**Goal**
The answer is a single number: how many lines hold the string "Ortaokulu".

**Material shown**
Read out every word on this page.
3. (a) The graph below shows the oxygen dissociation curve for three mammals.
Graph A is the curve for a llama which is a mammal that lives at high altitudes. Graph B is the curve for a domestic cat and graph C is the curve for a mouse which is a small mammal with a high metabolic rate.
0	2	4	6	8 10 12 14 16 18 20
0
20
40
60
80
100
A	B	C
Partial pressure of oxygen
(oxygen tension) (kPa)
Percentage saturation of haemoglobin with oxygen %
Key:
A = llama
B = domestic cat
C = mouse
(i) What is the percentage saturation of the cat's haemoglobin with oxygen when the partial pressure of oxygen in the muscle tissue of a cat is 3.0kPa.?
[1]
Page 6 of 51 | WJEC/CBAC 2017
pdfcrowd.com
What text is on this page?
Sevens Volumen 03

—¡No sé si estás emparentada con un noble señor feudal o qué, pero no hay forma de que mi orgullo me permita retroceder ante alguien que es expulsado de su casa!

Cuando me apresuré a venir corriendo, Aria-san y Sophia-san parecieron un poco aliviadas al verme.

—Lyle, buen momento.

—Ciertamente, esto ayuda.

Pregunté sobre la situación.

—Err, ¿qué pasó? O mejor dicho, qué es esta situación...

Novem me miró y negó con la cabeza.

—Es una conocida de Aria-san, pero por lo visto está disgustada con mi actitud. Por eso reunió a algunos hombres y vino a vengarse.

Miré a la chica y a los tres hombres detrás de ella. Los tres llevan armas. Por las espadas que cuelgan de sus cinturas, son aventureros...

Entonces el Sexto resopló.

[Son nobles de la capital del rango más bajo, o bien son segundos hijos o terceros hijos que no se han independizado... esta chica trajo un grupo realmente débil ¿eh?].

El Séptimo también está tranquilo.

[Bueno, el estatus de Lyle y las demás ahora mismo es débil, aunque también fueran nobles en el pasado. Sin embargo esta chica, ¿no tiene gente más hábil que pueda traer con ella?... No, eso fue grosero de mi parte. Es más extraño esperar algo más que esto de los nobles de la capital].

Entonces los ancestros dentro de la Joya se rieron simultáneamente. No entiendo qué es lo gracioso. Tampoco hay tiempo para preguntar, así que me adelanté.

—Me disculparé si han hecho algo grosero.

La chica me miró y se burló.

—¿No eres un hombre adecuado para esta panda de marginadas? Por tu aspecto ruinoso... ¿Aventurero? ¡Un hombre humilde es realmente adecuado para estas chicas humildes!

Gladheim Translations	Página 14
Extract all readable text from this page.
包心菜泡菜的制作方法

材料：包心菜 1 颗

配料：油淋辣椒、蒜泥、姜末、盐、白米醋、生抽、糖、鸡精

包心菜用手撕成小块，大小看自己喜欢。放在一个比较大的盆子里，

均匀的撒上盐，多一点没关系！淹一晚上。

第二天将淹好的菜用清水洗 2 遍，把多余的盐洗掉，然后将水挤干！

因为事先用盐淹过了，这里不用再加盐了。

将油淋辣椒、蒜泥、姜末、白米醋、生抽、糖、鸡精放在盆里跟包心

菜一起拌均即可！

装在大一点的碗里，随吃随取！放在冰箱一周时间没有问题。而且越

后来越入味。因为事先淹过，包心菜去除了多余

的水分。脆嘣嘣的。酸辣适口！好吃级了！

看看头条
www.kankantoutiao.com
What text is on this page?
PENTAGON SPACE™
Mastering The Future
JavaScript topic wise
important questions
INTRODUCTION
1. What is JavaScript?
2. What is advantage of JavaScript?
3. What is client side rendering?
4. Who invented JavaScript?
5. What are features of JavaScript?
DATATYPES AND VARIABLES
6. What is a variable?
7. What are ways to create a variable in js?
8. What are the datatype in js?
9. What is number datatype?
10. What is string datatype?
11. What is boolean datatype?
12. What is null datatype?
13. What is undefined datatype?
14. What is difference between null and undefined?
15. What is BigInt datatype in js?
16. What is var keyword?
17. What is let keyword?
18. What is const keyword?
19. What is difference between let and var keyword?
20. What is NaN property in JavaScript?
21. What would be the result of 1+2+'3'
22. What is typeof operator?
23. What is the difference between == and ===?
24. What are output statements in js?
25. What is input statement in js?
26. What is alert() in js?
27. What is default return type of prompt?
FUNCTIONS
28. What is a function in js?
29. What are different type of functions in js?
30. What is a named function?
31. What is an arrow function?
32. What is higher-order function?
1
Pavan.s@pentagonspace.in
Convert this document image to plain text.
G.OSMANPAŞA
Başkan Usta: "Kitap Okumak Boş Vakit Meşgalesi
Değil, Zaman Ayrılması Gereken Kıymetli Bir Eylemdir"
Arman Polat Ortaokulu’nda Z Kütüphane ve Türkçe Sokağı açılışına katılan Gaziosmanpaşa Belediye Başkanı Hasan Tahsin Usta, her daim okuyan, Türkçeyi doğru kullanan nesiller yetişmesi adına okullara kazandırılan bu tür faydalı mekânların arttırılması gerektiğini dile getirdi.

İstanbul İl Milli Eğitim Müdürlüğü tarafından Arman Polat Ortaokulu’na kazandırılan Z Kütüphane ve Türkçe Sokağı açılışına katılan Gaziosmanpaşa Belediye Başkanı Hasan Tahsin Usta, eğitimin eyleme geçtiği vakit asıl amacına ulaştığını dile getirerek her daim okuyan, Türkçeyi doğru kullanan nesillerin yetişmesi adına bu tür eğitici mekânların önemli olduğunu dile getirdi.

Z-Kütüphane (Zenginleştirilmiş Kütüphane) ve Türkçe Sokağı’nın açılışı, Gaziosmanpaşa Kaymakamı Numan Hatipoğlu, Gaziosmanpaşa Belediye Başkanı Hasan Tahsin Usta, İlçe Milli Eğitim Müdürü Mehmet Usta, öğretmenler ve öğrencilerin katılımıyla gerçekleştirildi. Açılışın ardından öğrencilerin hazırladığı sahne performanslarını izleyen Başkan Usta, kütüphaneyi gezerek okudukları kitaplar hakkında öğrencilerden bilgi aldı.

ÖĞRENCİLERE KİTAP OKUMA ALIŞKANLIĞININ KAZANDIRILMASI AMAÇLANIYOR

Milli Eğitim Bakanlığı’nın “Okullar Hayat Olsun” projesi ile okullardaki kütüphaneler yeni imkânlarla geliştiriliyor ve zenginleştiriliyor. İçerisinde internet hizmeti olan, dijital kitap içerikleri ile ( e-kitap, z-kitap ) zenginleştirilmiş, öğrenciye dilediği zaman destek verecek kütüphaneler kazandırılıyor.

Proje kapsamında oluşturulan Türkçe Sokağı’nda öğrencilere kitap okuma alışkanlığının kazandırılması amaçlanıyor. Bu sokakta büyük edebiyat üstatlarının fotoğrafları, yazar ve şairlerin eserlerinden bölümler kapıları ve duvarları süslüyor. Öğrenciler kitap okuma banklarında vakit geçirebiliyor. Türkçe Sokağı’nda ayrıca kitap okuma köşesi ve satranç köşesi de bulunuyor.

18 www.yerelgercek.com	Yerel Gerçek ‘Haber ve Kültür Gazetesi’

**In response**
2